Copy each line that has the string "California" somewhere in it.

══════════

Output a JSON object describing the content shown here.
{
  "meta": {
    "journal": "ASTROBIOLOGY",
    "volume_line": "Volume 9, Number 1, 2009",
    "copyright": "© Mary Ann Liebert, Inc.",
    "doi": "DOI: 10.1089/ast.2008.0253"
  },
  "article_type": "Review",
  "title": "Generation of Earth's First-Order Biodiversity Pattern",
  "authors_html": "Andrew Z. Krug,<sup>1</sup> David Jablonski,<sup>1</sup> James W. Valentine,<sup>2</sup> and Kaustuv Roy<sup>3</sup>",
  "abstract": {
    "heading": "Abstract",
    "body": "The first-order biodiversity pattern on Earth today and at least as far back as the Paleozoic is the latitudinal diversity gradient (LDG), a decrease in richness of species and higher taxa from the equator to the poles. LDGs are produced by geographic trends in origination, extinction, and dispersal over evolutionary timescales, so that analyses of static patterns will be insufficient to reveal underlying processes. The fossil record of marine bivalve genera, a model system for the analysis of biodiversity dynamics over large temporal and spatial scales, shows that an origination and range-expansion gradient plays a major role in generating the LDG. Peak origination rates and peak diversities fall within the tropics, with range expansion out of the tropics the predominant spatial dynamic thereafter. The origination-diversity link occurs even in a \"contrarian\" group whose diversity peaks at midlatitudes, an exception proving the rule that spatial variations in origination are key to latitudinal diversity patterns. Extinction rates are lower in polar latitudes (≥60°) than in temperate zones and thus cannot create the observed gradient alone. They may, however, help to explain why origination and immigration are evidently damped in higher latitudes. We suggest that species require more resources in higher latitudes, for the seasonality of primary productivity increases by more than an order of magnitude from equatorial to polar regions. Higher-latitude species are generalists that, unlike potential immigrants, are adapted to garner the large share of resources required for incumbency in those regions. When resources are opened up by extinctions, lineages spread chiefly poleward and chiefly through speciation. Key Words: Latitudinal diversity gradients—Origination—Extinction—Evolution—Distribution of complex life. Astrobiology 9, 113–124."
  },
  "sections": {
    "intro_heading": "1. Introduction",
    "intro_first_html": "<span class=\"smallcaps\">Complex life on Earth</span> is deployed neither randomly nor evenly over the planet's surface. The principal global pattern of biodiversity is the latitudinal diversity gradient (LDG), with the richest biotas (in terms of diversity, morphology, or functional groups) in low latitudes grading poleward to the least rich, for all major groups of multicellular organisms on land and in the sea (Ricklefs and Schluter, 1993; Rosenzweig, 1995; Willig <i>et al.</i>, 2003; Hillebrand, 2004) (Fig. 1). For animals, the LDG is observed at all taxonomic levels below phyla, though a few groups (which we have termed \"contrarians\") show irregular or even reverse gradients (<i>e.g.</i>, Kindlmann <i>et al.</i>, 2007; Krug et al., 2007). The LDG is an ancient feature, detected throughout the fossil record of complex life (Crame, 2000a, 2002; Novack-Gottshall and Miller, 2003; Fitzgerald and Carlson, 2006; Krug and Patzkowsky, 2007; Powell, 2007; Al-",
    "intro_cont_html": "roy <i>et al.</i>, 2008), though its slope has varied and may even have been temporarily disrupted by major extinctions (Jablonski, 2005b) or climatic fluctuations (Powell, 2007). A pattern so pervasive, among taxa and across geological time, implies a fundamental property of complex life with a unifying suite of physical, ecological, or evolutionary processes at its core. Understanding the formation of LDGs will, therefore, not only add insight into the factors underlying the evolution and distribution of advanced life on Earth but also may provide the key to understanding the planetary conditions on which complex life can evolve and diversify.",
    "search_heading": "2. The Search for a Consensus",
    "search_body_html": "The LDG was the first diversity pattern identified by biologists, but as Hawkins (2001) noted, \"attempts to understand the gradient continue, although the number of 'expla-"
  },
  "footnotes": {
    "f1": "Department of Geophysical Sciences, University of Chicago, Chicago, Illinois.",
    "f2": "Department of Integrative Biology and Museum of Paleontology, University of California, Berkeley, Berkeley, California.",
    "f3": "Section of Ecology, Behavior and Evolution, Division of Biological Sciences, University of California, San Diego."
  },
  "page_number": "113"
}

══════════

» **Solution to this exercise**
    "f2": "Department of Integrative Biology and Museum of Paleontology, University of California, Berkeley, Berkeley, California.",
    "f3": "Section of Ecology, Behavior and Evolution, Division of Biological Sciences, University of California, San Diego."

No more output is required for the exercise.